Copy each line that contains the string "Crunch".

GIVEN INFORMATION:
•••

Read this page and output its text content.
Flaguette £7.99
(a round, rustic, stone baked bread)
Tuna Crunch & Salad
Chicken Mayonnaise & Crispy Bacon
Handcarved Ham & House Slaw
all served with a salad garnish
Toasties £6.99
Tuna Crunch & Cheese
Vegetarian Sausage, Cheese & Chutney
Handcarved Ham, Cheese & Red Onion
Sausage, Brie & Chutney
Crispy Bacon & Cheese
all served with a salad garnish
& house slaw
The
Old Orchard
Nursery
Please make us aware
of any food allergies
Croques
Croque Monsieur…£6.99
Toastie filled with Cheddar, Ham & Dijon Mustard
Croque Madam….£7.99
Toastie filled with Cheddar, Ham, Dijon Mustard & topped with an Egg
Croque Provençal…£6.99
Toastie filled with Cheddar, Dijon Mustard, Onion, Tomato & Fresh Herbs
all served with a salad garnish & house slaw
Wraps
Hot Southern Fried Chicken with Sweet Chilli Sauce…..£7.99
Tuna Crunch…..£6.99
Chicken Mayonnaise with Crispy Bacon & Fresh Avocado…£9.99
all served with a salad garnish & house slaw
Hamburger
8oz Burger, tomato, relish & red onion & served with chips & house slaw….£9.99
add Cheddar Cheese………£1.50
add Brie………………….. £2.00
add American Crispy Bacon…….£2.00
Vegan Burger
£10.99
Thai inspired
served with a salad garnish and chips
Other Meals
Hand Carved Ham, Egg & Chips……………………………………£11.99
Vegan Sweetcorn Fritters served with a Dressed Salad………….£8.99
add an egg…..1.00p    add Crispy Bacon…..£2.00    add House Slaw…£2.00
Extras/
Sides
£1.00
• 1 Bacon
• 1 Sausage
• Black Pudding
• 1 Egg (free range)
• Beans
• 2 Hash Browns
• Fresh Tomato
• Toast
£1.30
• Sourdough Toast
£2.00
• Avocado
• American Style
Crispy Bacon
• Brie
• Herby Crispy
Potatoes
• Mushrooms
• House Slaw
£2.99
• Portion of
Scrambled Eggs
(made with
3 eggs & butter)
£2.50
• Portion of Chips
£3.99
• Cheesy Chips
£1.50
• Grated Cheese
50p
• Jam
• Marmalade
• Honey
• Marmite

•••

ANSWER FOR THIS EXERCISE:
Tuna Crunch & Salad
Tuna Crunch & Cheese
Tuna Crunch…..£6.99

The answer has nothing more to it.